■ **The problem**
Collect the lines of the entries where "this" shows up.
*** Supplied information
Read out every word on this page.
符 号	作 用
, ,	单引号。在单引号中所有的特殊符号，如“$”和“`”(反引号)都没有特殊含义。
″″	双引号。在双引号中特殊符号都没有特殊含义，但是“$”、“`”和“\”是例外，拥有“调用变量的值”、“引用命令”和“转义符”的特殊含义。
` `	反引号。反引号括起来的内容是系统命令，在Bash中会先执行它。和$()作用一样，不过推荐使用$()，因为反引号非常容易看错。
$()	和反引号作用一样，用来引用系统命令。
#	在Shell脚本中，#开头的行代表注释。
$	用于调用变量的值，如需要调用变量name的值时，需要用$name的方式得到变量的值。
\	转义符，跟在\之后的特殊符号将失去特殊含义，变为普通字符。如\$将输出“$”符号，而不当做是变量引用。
******
*** Supplied information
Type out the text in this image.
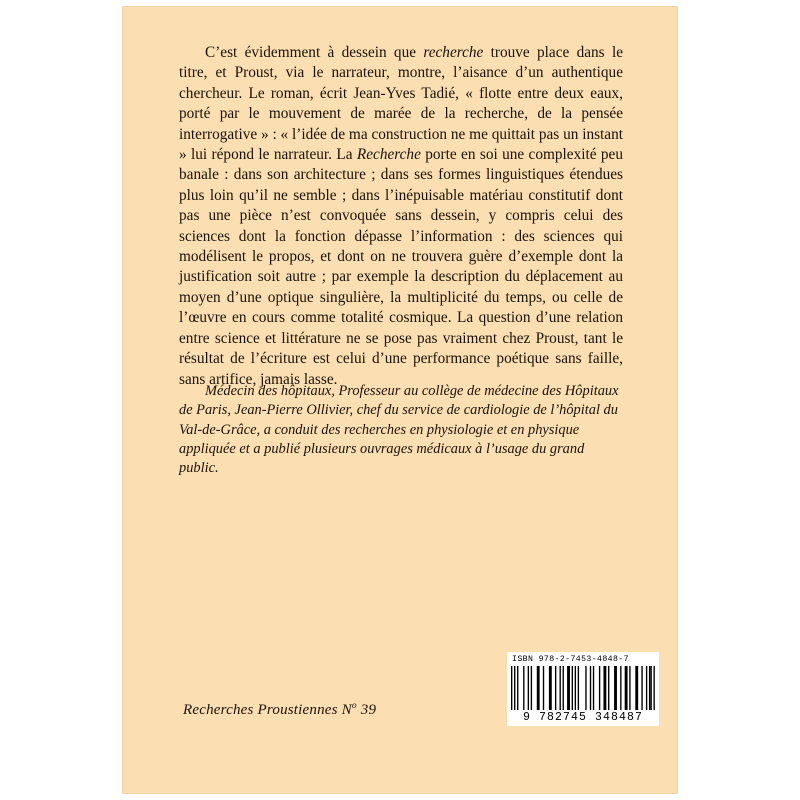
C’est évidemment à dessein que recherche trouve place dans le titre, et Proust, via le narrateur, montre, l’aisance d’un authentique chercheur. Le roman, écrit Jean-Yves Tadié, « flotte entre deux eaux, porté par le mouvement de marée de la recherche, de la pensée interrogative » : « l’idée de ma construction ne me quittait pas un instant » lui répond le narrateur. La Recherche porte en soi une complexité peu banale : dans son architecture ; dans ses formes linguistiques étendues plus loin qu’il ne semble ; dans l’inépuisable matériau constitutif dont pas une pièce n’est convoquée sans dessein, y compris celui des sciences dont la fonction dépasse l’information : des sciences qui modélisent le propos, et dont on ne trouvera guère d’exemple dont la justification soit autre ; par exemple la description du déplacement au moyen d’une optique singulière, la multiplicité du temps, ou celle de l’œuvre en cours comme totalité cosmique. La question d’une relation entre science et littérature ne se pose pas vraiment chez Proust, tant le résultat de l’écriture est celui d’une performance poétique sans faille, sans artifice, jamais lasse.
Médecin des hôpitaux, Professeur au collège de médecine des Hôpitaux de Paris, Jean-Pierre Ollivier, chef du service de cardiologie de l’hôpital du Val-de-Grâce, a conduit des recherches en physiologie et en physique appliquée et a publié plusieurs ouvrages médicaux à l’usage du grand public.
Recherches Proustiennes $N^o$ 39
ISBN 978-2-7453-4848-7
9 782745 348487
******
■ **Output below**
Read out every word on this page.
Type out the text in this image.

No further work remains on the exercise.